╭──

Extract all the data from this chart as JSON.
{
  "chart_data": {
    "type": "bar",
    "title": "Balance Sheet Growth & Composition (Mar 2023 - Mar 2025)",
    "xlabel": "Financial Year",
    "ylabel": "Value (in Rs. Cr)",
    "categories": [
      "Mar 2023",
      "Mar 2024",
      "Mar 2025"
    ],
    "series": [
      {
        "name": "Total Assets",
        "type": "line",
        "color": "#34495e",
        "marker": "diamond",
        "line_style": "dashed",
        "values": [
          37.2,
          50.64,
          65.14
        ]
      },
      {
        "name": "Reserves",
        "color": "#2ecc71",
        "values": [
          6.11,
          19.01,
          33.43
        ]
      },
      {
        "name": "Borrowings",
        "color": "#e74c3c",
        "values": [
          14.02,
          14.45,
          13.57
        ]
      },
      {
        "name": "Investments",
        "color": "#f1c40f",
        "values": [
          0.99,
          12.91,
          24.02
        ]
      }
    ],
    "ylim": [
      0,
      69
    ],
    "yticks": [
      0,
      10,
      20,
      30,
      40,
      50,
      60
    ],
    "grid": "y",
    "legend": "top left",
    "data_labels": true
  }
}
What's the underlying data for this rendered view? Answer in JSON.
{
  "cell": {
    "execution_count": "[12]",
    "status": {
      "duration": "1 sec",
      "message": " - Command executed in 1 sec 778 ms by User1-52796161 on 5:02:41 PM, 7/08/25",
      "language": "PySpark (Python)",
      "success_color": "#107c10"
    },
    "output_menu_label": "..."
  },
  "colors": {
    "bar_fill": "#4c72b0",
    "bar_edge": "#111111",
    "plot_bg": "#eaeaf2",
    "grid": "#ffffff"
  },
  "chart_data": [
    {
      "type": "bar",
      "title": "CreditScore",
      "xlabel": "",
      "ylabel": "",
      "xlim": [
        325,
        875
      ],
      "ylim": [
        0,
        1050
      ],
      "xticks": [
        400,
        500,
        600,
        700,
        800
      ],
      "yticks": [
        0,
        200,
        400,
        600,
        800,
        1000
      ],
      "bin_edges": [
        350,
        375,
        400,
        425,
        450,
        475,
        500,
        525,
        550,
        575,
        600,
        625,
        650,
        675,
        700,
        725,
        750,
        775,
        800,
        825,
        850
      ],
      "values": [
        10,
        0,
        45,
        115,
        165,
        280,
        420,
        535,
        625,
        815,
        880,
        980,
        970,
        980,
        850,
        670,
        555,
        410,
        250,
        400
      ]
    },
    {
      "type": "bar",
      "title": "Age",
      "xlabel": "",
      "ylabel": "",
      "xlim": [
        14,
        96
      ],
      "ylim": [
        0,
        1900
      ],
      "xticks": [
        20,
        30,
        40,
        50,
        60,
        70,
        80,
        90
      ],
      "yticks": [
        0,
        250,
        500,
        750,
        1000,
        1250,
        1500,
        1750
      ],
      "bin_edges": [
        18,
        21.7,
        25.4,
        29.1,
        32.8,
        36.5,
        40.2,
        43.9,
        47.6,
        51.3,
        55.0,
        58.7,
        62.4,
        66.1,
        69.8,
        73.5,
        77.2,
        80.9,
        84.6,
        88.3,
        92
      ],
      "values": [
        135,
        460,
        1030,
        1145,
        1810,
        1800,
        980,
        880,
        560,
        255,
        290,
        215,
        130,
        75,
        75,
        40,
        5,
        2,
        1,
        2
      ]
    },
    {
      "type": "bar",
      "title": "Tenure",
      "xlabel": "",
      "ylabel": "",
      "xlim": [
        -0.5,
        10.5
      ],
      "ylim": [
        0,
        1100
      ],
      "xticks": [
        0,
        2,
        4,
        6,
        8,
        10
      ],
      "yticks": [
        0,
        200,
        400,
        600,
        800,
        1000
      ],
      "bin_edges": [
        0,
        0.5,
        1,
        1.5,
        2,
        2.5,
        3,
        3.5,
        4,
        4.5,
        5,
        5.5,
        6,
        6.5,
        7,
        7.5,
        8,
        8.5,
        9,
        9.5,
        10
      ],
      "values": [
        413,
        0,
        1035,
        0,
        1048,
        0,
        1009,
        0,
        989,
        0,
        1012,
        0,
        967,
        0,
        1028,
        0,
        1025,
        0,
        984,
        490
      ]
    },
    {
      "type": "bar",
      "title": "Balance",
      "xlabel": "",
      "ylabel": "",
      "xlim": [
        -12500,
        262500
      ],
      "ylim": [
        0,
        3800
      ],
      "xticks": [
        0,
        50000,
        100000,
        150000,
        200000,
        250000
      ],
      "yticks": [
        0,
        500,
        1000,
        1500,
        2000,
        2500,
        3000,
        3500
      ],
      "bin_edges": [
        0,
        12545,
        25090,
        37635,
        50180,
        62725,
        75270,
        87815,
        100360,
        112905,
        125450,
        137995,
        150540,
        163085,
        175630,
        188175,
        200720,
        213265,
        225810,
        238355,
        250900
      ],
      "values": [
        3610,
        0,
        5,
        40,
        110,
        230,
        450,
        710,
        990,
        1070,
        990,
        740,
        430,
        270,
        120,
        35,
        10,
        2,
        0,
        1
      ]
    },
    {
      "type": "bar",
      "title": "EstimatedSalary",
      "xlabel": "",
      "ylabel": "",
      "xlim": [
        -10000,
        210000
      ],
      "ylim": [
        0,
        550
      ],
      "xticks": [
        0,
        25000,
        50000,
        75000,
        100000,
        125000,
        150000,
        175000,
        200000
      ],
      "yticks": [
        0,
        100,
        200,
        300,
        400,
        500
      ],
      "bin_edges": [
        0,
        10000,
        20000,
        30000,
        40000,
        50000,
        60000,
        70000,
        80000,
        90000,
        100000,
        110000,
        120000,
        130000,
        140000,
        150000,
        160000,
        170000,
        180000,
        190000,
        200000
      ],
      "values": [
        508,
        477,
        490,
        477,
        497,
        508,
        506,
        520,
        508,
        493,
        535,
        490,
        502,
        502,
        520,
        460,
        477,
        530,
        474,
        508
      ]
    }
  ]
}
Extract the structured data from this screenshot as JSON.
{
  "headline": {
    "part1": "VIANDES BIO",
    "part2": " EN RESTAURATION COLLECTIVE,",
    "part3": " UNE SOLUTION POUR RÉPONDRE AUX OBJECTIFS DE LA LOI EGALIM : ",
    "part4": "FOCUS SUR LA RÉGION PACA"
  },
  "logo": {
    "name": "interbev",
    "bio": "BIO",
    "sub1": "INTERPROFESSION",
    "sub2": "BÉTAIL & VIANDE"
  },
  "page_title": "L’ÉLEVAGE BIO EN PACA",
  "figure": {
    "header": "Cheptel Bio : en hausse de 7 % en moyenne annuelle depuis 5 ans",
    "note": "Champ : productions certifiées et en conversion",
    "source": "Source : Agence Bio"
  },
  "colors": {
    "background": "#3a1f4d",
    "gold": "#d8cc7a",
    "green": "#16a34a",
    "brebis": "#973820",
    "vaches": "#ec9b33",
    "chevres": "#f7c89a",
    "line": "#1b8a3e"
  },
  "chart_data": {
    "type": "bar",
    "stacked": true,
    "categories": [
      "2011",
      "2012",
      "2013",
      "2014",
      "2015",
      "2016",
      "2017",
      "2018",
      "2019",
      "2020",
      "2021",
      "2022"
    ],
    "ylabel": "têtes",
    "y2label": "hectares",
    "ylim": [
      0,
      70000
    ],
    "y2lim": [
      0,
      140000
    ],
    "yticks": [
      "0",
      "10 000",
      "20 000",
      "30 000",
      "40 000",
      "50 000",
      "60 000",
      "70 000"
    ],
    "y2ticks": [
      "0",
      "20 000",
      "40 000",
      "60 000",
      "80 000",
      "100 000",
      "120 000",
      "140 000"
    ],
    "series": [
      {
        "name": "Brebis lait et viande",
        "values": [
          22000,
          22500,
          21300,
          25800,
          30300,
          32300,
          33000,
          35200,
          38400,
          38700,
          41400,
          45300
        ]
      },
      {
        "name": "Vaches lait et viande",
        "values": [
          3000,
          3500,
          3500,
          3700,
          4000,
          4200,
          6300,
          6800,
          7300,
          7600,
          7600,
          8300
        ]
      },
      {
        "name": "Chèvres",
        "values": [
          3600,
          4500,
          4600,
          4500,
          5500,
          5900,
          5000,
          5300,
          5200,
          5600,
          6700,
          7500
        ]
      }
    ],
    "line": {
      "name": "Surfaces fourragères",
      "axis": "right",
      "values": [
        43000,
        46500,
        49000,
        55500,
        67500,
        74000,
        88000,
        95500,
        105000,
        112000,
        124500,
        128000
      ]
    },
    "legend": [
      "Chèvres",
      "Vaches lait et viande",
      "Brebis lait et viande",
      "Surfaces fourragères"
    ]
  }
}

╰──

Written exercise
Copy, from the material above, each line in which the string "this" occurs.

Exercise output
Extract all the data from this chart as JSON.
What's the underlying data for this rendered view? Answer in JSON.
Extract the structured data from this screenshot as JSON.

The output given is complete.